* **BRIEF**
The entries are to be returned exactly, with images left out.

====== PROVIDED MATERIAL

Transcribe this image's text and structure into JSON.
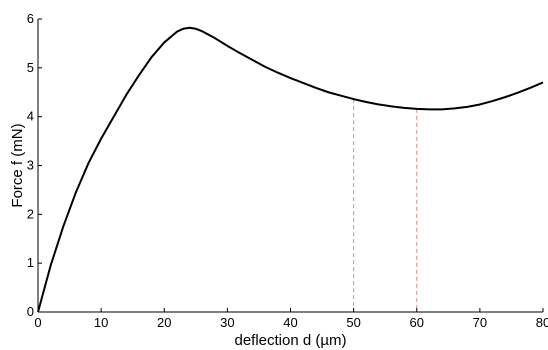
{
  "chart_data": {
    "type": "line",
    "title": "",
    "xlabel": "deflection d (µm)",
    "ylabel": "Force f (mN)",
    "xlim": [
      0,
      80
    ],
    "ylim": [
      0,
      6
    ],
    "xticks": [
      "0",
      "10",
      "20",
      "30",
      "40",
      "50",
      "60",
      "70",
      "80"
    ],
    "yticks": [
      "0",
      "1",
      "2",
      "3",
      "4",
      "5",
      "6"
    ],
    "grid": false,
    "legend": "none",
    "series": [
      {
        "color": "#000000",
        "x": [
          0,
          2,
          4,
          6,
          8,
          10,
          12,
          14,
          16,
          18,
          20,
          22,
          23,
          24,
          25,
          26,
          28,
          30,
          32,
          34,
          36,
          38,
          40,
          42,
          44,
          46,
          48,
          50,
          52,
          54,
          56,
          58,
          60,
          62,
          64,
          66,
          68,
          70,
          72,
          74,
          76,
          78,
          80
        ],
        "y": [
          0,
          0.95,
          1.75,
          2.45,
          3.05,
          3.55,
          4.0,
          4.45,
          4.85,
          5.22,
          5.52,
          5.74,
          5.8,
          5.82,
          5.8,
          5.75,
          5.61,
          5.45,
          5.3,
          5.16,
          5.02,
          4.9,
          4.79,
          4.69,
          4.59,
          4.5,
          4.43,
          4.36,
          4.3,
          4.25,
          4.21,
          4.18,
          4.16,
          4.15,
          4.15,
          4.17,
          4.2,
          4.25,
          4.32,
          4.4,
          4.49,
          4.59,
          4.7
        ]
      }
    ],
    "reference_lines": [
      {
        "x": 50,
        "color": "#e08a8a",
        "style": "dashed"
      },
      {
        "x": 60,
        "color": "#e08a8a",
        "style": "dashed"
      }
    ]
  }
}
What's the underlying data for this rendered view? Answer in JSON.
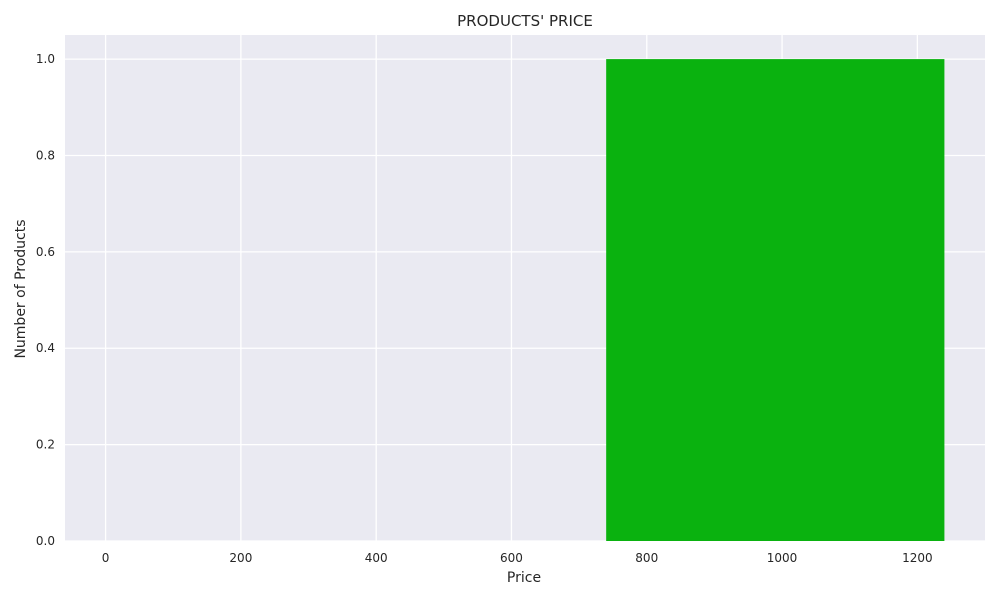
{
  "chart_data": {
    "type": "bar",
    "title": "PRODUCTS' PRICE",
    "xlabel": "Price",
    "ylabel": "Number of Products",
    "bars": [
      {
        "x_start": 740,
        "x_end": 1240,
        "value": 1.0
      }
    ],
    "xlim": [
      -60,
      1300
    ],
    "ylim": [
      0,
      1.05
    ],
    "xticks": [
      0,
      200,
      400,
      600,
      800,
      1000,
      1200
    ],
    "yticks": [
      0.0,
      0.2,
      0.4,
      0.6,
      0.8,
      1.0
    ],
    "xtick_labels": [
      "0",
      "200",
      "400",
      "600",
      "800",
      "1000",
      "1200"
    ],
    "ytick_labels": [
      "0.0",
      "0.2",
      "0.4",
      "0.6",
      "0.8",
      "1.0"
    ],
    "grid": true,
    "colors": {
      "bar": "#0ab20f",
      "plot_background": "#eaeaf2",
      "grid": "#ffffff"
    }
  }
}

============

* **ANSWER IN FULL**
Transcribe this image's text and structure into JSON.
{
  "chart_data": {
    "type": "line",
    "title": "",
    "xlabel": "deflection d (µm)",
    "ylabel": "Force f (mN)",
    "xlim": [
      0,
      80
    ],
    "ylim": [
      0,
      6
    ],
    "xticks": [
      "0",
      "10",
      "20",
      "30",
      "40",
      "50",
      "60",
      "70",
      "80"
    ],
    "yticks": [
      "0",
      "1",
      "2",
      "3",
      "4",
      "5",
      "6"
    ],
    "grid": false,
    "legend": "none",
    "series": [
      {
        "color": "#000000",
        "x": [
          0,
          2,
          4,
          6,
          8,
          10,
          12,
          14,
          16,
          18,
          20,
          22,
          23,
          24,
          25,
          26,
          28,
          30,
          32,
          34,
          36,
          38,
          40,
          42,
          44,
          46,
          48,
          50,
          52,
          54,
          56,
          58,
          60,
          62,
          64,
          66,
          68,
          70,
          72,
          74,
          76,
          78,
          80
        ],
        "y": [
          0,
          0.95,
          1.75,
          2.45,
          3.05,
          3.55,
          4.0,
          4.45,
          4.85,
          5.22,
          5.52,
          5.74,
          5.8,
          5.82,
          5.8,
          5.75,
          5.61,
          5.45,
          5.3,
          5.16,
          5.02,
          4.9,
          4.79,
          4.69,
          4.59,
          4.5,
          4.43,
          4.36,
          4.3,
          4.25,
          4.21,
          4.18,
          4.16,
          4.15,
          4.15,
          4.17,
          4.2,
          4.25,
          4.32,
          4.4,
          4.49,
          4.59,
          4.7
        ]
      }
    ],
    "reference_lines": [
      {
        "x": 50,
        "color": "#e08a8a",
        "style": "dashed"
      },
      {
        "x": 60,
        "color": "#e08a8a",
        "style": "dashed"
      }
    ]
  }
}
What's the underlying data for this rendered view? Answer in JSON.
{
  "chart_data": {
    "type": "bar",
    "title": "PRODUCTS' PRICE",
    "xlabel": "Price",
    "ylabel": "Number of Products",
    "bars": [
      {
        "x_start": 740,
        "x_end": 1240,
        "value": 1.0
      }
    ],
    "xlim": [
      -60,
      1300
    ],
    "ylim": [
      0,
      1.05
    ],
    "xticks": [
      0,
      200,
      400,
      600,
      800,
      1000,
      1200
    ],
    "yticks": [
      0.0,
      0.2,
      0.4,
      0.6,
      0.8,
      1.0
    ],
    "xtick_labels": [
      "0",
      "200",
      "400",
      "600",
      "800",
      "1000",
      "1200"
    ],
    "ytick_labels": [
      "0.0",
      "0.2",
      "0.4",
      "0.6",
      "0.8",
      "1.0"
    ],
    "grid": true,
    "colors": {
      "bar": "#0ab20f",
      "plot_background": "#eaeaf2",
      "grid": "#ffffff"
    }
  }
}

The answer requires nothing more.